Dataset records
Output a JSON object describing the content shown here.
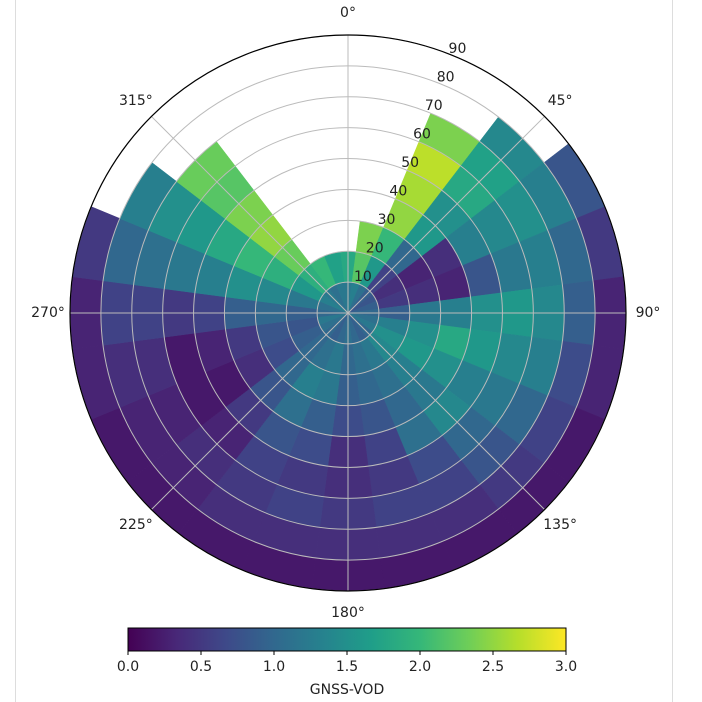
{
  "chart_data": {
    "type": "polar_heatmap",
    "theta": [
      0,
      15,
      30,
      45,
      60,
      75,
      90,
      105,
      120,
      135,
      150,
      165,
      180,
      195,
      210,
      225,
      240,
      255,
      270,
      285,
      300,
      315,
      330,
      345
    ],
    "r_bins": [
      0,
      10,
      20,
      30,
      40,
      50,
      60,
      70,
      80,
      90
    ],
    "values": [
      [
        1.2,
        1.3,
        1.1,
        0.9,
        0.8,
        0.9,
        1.0,
        1.1,
        1.2,
        1.0,
        0.9,
        1.0,
        1.1,
        1.0,
        0.9,
        1.0,
        1.1,
        1.2,
        1.0,
        1.1,
        1.3,
        1.2,
        1.1,
        1.2
      ],
      [
        1.8,
        2.2,
        1.6,
        0.6,
        0.4,
        0.5,
        0.9,
        1.3,
        1.5,
        1.4,
        1.2,
        1.1,
        1.0,
        1.2,
        1.1,
        1.0,
        0.9,
        0.8,
        0.9,
        1.2,
        1.6,
        1.9,
        2.0,
        1.7
      ],
      [
        null,
        2.4,
        2.0,
        1.0,
        0.3,
        0.4,
        1.2,
        1.5,
        1.6,
        1.3,
        1.1,
        1.0,
        0.9,
        1.2,
        1.3,
        1.0,
        0.7,
        0.8,
        1.0,
        1.4,
        1.9,
        2.3,
        null,
        null
      ],
      [
        null,
        null,
        2.5,
        1.6,
        0.4,
        0.3,
        1.3,
        1.8,
        1.5,
        1.2,
        1.0,
        0.8,
        0.7,
        0.9,
        1.1,
        0.8,
        0.4,
        0.5,
        0.9,
        1.5,
        2.0,
        2.5,
        null,
        null
      ],
      [
        null,
        null,
        2.6,
        1.5,
        1.3,
        0.8,
        1.5,
        1.6,
        1.3,
        1.4,
        1.1,
        0.6,
        0.4,
        0.7,
        0.8,
        0.5,
        0.2,
        0.3,
        0.6,
        1.3,
        1.8,
        2.4,
        null,
        null
      ],
      [
        null,
        null,
        2.7,
        1.8,
        1.4,
        1.2,
        1.6,
        1.4,
        1.2,
        1.0,
        0.7,
        0.5,
        0.4,
        0.5,
        0.6,
        0.3,
        0.2,
        0.2,
        0.5,
        1.2,
        1.6,
        2.2,
        null,
        null
      ],
      [
        null,
        null,
        2.4,
        1.7,
        1.5,
        1.3,
        1.4,
        1.3,
        1.0,
        0.8,
        0.6,
        0.6,
        0.5,
        0.6,
        0.5,
        0.4,
        0.3,
        0.4,
        0.6,
        1.1,
        1.5,
        2.3,
        null,
        null
      ],
      [
        null,
        null,
        null,
        1.4,
        1.3,
        1.0,
        0.9,
        0.7,
        0.6,
        0.5,
        0.4,
        0.4,
        0.4,
        0.4,
        0.4,
        0.3,
        0.3,
        0.4,
        0.6,
        1.0,
        1.3,
        null,
        null,
        null
      ],
      [
        null,
        null,
        null,
        null,
        0.8,
        0.5,
        0.3,
        0.3,
        0.2,
        0.2,
        0.2,
        0.2,
        0.2,
        0.2,
        0.2,
        0.2,
        0.2,
        0.3,
        0.3,
        0.5,
        null,
        null,
        null,
        null
      ]
    ],
    "rlim": [
      0,
      90
    ],
    "rticks": [
      10,
      20,
      30,
      40,
      50,
      60,
      70,
      80,
      90
    ],
    "thetaticks": [
      {
        "value": 0,
        "label": "0°"
      },
      {
        "value": 45,
        "label": "45°"
      },
      {
        "value": 90,
        "label": "90°"
      },
      {
        "value": 135,
        "label": "135°"
      },
      {
        "value": 180,
        "label": "180°"
      },
      {
        "value": 225,
        "label": "225°"
      },
      {
        "value": 270,
        "label": "270°"
      },
      {
        "value": 315,
        "label": "315°"
      }
    ],
    "grid": true,
    "colormap": [
      "#440154",
      "#482878",
      "#3e4989",
      "#31688e",
      "#26828e",
      "#1f9e89",
      "#35b779",
      "#6ece58",
      "#b5de2b",
      "#fde725"
    ],
    "colorbar": {
      "label": "GNSS-VOD",
      "lim": [
        0,
        3
      ],
      "ticks": [
        {
          "value": 0,
          "label": "0.0"
        },
        {
          "value": 0.5,
          "label": "0.5"
        },
        {
          "value": 1,
          "label": "1.0"
        },
        {
          "value": 1.5,
          "label": "1.5"
        },
        {
          "value": 2,
          "label": "2.0"
        },
        {
          "value": 2.5,
          "label": "2.5"
        },
        {
          "value": 3,
          "label": "3.0"
        }
      ]
    }
  }
}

» **Work instructions**:
Without the pictures, copy the material exactly as given.

» **Answer to this problem**:
Output a JSON object describing the content shown here.
{
  "chart_data": {
    "type": "polar_heatmap",
    "theta": [
      0,
      15,
      30,
      45,
      60,
      75,
      90,
      105,
      120,
      135,
      150,
      165,
      180,
      195,
      210,
      225,
      240,
      255,
      270,
      285,
      300,
      315,
      330,
      345
    ],
    "r_bins": [
      0,
      10,
      20,
      30,
      40,
      50,
      60,
      70,
      80,
      90
    ],
    "values": [
      [
        1.2,
        1.3,
        1.1,
        0.9,
        0.8,
        0.9,
        1.0,
        1.1,
        1.2,
        1.0,
        0.9,
        1.0,
        1.1,
        1.0,
        0.9,
        1.0,
        1.1,
        1.2,
        1.0,
        1.1,
        1.3,
        1.2,
        1.1,
        1.2
      ],
      [
        1.8,
        2.2,
        1.6,
        0.6,
        0.4,
        0.5,
        0.9,
        1.3,
        1.5,
        1.4,
        1.2,
        1.1,
        1.0,
        1.2,
        1.1,
        1.0,
        0.9,
        0.8,
        0.9,
        1.2,
        1.6,
        1.9,
        2.0,
        1.7
      ],
      [
        null,
        2.4,
        2.0,
        1.0,
        0.3,
        0.4,
        1.2,
        1.5,
        1.6,
        1.3,
        1.1,
        1.0,
        0.9,
        1.2,
        1.3,
        1.0,
        0.7,
        0.8,
        1.0,
        1.4,
        1.9,
        2.3,
        null,
        null
      ],
      [
        null,
        null,
        2.5,
        1.6,
        0.4,
        0.3,
        1.3,
        1.8,
        1.5,
        1.2,
        1.0,
        0.8,
        0.7,
        0.9,
        1.1,
        0.8,
        0.4,
        0.5,
        0.9,
        1.5,
        2.0,
        2.5,
        null,
        null
      ],
      [
        null,
        null,
        2.6,
        1.5,
        1.3,
        0.8,
        1.5,
        1.6,
        1.3,
        1.4,
        1.1,
        0.6,
        0.4,
        0.7,
        0.8,
        0.5,
        0.2,
        0.3,
        0.6,
        1.3,
        1.8,
        2.4,
        null,
        null
      ],
      [
        null,
        null,
        2.7,
        1.8,
        1.4,
        1.2,
        1.6,
        1.4,
        1.2,
        1.0,
        0.7,
        0.5,
        0.4,
        0.5,
        0.6,
        0.3,
        0.2,
        0.2,
        0.5,
        1.2,
        1.6,
        2.2,
        null,
        null
      ],
      [
        null,
        null,
        2.4,
        1.7,
        1.5,
        1.3,
        1.4,
        1.3,
        1.0,
        0.8,
        0.6,
        0.6,
        0.5,
        0.6,
        0.5,
        0.4,
        0.3,
        0.4,
        0.6,
        1.1,
        1.5,
        2.3,
        null,
        null
      ],
      [
        null,
        null,
        null,
        1.4,
        1.3,
        1.0,
        0.9,
        0.7,
        0.6,
        0.5,
        0.4,
        0.4,
        0.4,
        0.4,
        0.4,
        0.3,
        0.3,
        0.4,
        0.6,
        1.0,
        1.3,
        null,
        null,
        null
      ],
      [
        null,
        null,
        null,
        null,
        0.8,
        0.5,
        0.3,
        0.3,
        0.2,
        0.2,
        0.2,
        0.2,
        0.2,
        0.2,
        0.2,
        0.2,
        0.2,
        0.3,
        0.3,
        0.5,
        null,
        null,
        null,
        null
      ]
    ],
    "rlim": [
      0,
      90
    ],
    "rticks": [
      10,
      20,
      30,
      40,
      50,
      60,
      70,
      80,
      90
    ],
    "thetaticks": [
      {
        "value": 0,
        "label": "0°"
      },
      {
        "value": 45,
        "label": "45°"
      },
      {
        "value": 90,
        "label": "90°"
      },
      {
        "value": 135,
        "label": "135°"
      },
      {
        "value": 180,
        "label": "180°"
      },
      {
        "value": 225,
        "label": "225°"
      },
      {
        "value": 270,
        "label": "270°"
      },
      {
        "value": 315,
        "label": "315°"
      }
    ],
    "grid": true,
    "colormap": [
      "#440154",
      "#482878",
      "#3e4989",
      "#31688e",
      "#26828e",
      "#1f9e89",
      "#35b779",
      "#6ece58",
      "#b5de2b",
      "#fde725"
    ],
    "colorbar": {
      "label": "GNSS-VOD",
      "lim": [
        0,
        3
      ],
      "ticks": [
        {
          "value": 0,
          "label": "0.0"
        },
        {
          "value": 0.5,
          "label": "0.5"
        },
        {
          "value": 1,
          "label": "1.0"
        },
        {
          "value": 1.5,
          "label": "1.5"
        },
        {
          "value": 2,
          "label": "2.0"
        },
        {
          "value": 2.5,
          "label": "2.5"
        },
        {
          "value": 3,
          "label": "3.0"
        }
      ]
    }
  }
}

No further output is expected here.